Exchange Rate Arrangement

An interbank foreign exchange market in U.S. dollars was established in July 1994 through a page on the Reuters screen. Prior to that, the Mauritian rupee was pegged to a basket of currencies. On March 31, 2002, US$1 was equivalent to MUR 30.74. There are no restrictions on the making of payments and transfers for current international transactions. Mauritius also maintains a liberal capital account.

Article IV Consultation

Mauritius is on the standard 12-month cycle. The last Article IV consultation discussions were held during January 27-February 10, 2001. The staff report (SM/01/138; 4/2701) was considered by the Executive Board on May 14, 2001.

Technical Assistance (1997-2002)

FAD mission on fiscal management, May 1997.

FAD advisor on introduction of a value-added tax system, October 1997-June 1999.

MAE mission on monetary operations, banking supervision, and payment system structures, January-February 1998.

MAE missions on bank supervision: the first of three in April-June 1998; the second in September-December 1998; and the third in February-April 1999.
# # # #
_Given problem 1_.
Answer these questions from the Mauritius text.
(a) In what month and year was the interbank foreign exchange market in U.S. dollars established?
(b) On what date did the Executive Board consider the staff report?
(c) What was the FAD advisor's subject from October 1997 to June 1999?
_Given problem 2_. Carry on with the Mauritius text, starting after its final line.

_Data shown_.
# # # #
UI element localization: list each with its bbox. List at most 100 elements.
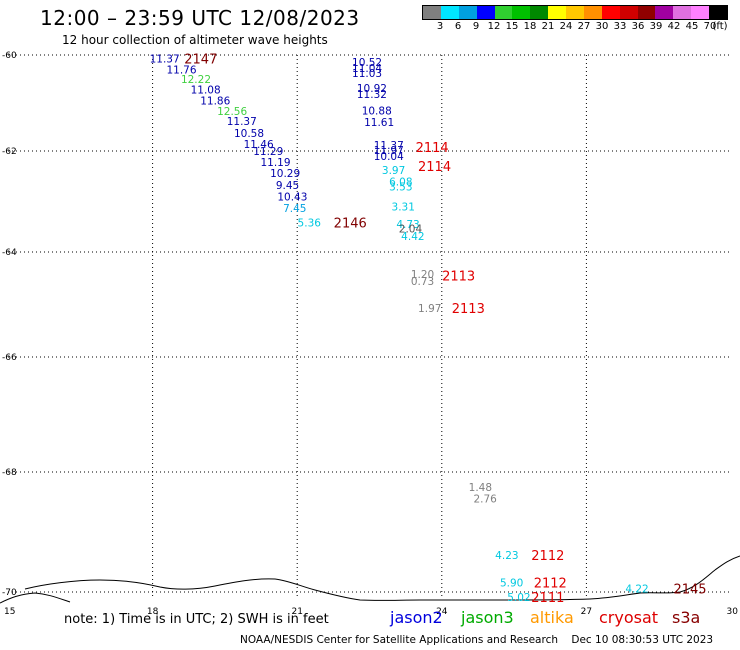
# # # #
_Right answer 1_.
(a) July 1994.
(b) May 14, 2001.
(c) The introduction of a value-added tax system.

_Right answer 2_.
MAE mission on monitoring of the financial system under Article IV surveillance and on monetary operations, January 1999.

STA mission on quarterly national accounts, February-March 1999.

MAE mission on monetary operations, May 1999.

MAE missions on bank supervision: the first of three in June-August 1999; the second in October-December 1999; and the third in February-March 2000.

MAE missions on monetary operations: the first of two in August-September 1999; and the second in November 1999.

MAE general advisor to the Governor of the Bank of Mauritius, February 2000-February 2002.

STA mission on quarterly balance of payments statistics, March 2000.

STA mission on quarterly national accounts and General Data Dissemination System (GDDS), June 2000.

MAE missions on bank supervision: the first of three in August 2000; the second in November-December 2000; and the third in February-March 2001.

MAE/LEG joint mission on the revision of the Bank of Mauritius Act and the Banking Act, March-April 2001.

FAD mission on tax reform, May 2001.

MAE missions on bank supervision: the first of three in May-June 2001; the second in September 2001; and the third in November-December 2001.

STA mission on the Coordinated Portfolio Investment Survey 2001, May 2001.

STA mission to prepare a Report on the Observance of Standards and Codes (ROSC) for data compilation and dissemination, July 2001.

STA mission on government finance statistics, January 2002.

STA mission on monetary and financial statistics, March-April 2002.

Resident Representative

None:

APPENDIX II

Mauritius: Relations with the World Bank Group

(As of March 31, 2002)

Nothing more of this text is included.